## What you have to do
Take from the listing each line that has the string "ommegang".

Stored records
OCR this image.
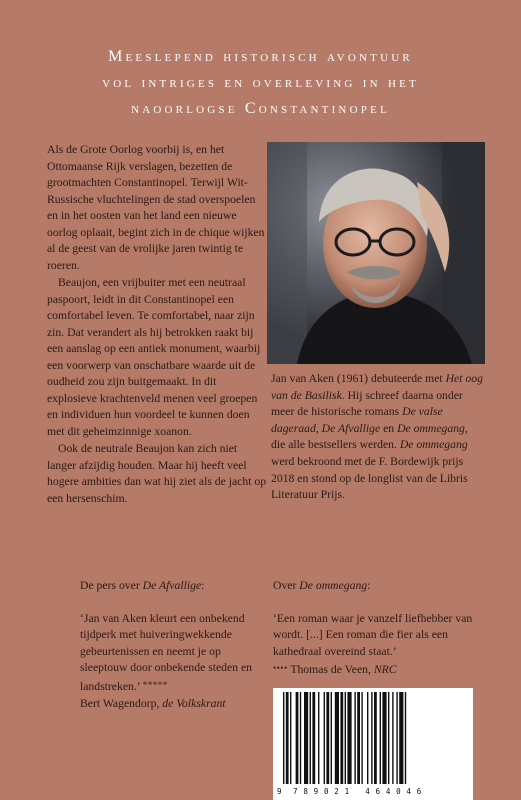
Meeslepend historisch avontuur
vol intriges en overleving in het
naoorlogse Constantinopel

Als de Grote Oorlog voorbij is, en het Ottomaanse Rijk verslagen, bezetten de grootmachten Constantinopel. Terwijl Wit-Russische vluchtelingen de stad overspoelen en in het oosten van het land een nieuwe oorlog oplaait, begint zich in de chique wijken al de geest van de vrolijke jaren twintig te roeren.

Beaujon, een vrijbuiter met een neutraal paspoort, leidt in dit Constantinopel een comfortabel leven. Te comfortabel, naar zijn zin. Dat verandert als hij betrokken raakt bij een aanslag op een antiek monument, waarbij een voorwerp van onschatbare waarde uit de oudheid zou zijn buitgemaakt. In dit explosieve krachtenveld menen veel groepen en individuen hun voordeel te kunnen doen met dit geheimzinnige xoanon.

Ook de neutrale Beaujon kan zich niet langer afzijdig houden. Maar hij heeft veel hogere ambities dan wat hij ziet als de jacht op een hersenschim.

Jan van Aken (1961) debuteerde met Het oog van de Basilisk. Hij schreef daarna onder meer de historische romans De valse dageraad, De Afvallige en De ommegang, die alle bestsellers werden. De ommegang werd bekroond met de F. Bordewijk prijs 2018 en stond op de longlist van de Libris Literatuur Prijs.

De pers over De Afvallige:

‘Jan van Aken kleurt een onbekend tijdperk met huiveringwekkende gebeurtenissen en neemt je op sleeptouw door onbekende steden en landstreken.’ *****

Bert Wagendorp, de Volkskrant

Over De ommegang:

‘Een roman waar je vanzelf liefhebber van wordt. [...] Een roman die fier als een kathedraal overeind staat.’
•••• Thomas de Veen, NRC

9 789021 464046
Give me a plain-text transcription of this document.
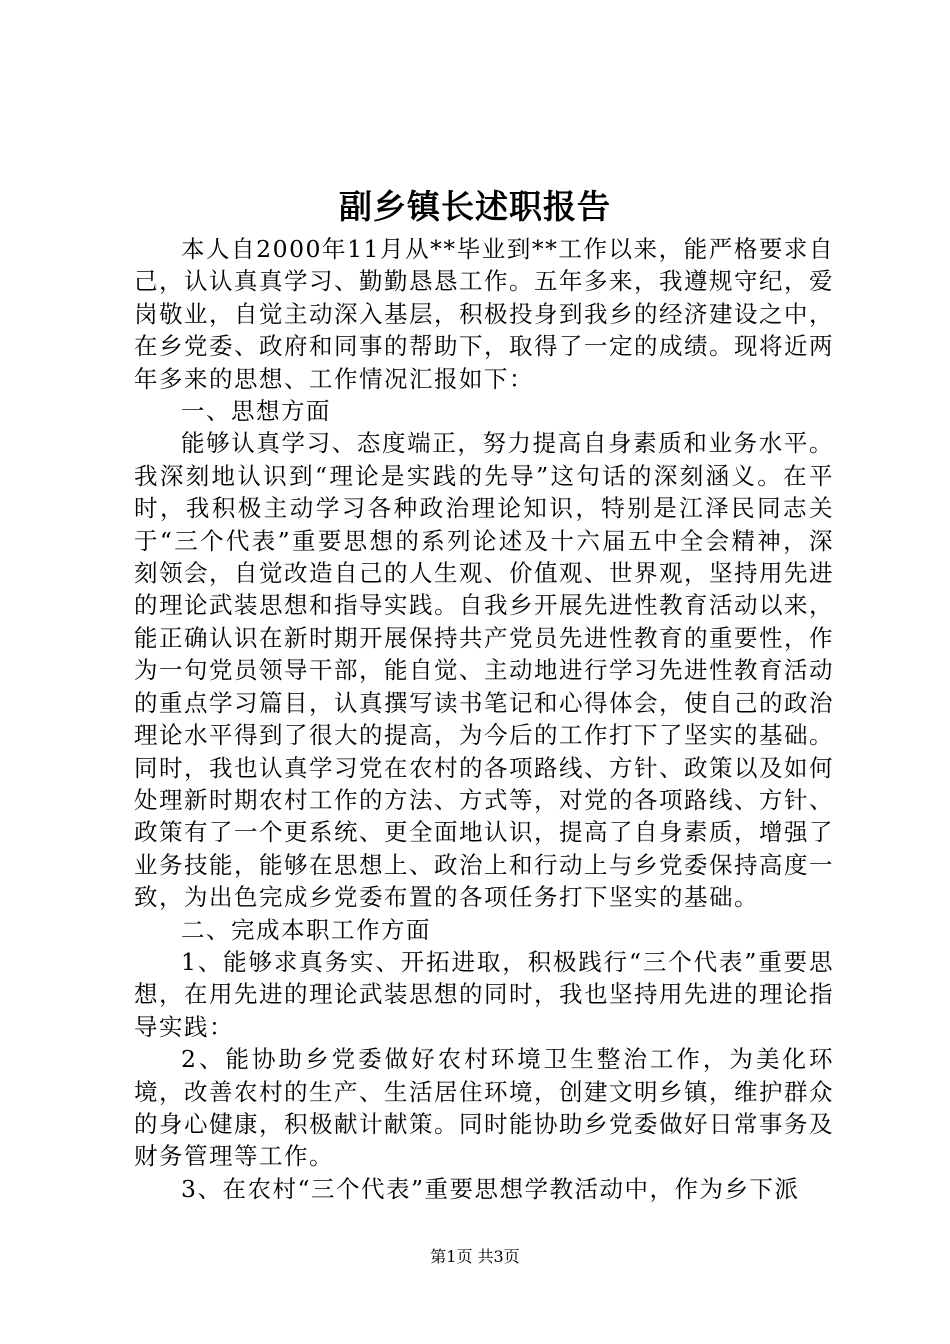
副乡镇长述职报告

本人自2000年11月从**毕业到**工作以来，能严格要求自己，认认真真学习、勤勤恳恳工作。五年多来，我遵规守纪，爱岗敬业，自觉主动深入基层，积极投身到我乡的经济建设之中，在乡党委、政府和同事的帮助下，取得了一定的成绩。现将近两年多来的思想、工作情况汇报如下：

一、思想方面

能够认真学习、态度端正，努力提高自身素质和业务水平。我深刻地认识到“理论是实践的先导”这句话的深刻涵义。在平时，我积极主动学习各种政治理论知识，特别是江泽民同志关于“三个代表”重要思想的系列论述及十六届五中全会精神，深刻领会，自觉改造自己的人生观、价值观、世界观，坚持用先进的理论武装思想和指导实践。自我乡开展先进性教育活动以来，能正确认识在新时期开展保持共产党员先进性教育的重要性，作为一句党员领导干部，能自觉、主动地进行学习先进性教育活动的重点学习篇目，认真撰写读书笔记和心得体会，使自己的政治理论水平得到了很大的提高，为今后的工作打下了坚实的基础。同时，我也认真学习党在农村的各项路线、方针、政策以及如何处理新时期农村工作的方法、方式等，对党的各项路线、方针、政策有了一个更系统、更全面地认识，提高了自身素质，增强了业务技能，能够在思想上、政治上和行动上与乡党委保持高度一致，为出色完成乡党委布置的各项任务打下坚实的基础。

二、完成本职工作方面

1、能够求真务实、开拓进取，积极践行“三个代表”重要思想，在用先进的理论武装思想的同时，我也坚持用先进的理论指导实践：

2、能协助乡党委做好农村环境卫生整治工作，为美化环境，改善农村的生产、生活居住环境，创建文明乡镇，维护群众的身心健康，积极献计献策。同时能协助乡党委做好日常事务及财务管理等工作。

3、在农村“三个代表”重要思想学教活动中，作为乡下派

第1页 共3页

## Answer to the task
Jan van Aken (1961) debuteerde met Het oog van de Basilisk. Hij schreef daarna onder meer de historische romans De valse dageraad, De Afvallige en De ommegang, die alle bestsellers werden. De ommegang werd bekroond met de F. Bordewijk prijs 2018 en stond op de longlist van de Libris Literatuur Prijs.
Over De ommegang:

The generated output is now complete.